## Your instructions:
Examine each line of the data. Copy those that contain the string "Аннелид".

* BEGIN Records to use *

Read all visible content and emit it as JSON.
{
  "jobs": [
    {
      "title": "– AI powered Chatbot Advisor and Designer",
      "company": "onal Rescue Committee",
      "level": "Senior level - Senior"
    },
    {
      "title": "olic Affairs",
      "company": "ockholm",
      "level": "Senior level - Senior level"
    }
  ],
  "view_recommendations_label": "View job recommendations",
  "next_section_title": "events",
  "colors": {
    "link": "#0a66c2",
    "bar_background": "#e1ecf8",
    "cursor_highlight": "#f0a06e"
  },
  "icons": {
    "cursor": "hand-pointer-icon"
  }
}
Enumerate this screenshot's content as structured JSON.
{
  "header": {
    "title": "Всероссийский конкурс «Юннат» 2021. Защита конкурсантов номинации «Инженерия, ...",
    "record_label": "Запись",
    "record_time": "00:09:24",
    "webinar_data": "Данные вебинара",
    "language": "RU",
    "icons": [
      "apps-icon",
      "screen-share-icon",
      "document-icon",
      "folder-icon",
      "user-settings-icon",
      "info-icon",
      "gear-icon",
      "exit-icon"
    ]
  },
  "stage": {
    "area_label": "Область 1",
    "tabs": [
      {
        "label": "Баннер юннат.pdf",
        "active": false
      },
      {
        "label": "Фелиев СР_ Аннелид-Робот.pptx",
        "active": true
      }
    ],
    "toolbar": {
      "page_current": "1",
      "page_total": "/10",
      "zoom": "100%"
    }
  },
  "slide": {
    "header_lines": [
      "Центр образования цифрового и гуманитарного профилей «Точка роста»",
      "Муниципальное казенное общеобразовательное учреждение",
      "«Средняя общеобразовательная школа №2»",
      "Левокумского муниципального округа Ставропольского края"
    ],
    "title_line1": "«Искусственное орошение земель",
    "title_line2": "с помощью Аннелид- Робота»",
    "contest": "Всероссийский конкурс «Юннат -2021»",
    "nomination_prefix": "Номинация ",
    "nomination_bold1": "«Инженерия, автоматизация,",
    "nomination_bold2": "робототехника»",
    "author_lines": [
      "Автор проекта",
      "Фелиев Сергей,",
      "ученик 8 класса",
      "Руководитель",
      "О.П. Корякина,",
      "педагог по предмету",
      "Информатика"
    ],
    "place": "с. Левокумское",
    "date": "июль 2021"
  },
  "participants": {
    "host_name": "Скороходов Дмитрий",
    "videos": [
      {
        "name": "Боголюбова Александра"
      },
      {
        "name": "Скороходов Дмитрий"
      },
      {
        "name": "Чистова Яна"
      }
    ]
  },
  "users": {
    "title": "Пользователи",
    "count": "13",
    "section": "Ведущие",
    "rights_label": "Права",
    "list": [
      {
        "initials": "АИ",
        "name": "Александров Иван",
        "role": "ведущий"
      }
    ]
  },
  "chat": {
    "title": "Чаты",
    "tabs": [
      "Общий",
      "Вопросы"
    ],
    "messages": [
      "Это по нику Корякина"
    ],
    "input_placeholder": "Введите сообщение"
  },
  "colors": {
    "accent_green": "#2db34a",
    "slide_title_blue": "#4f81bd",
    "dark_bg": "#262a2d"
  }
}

* END Records to use *

## Solution for this problem:
        "label": "Фелиев СР_ Аннелид-Робот.pptx",
    "title_line2": "с помощью Аннелид- Робота»",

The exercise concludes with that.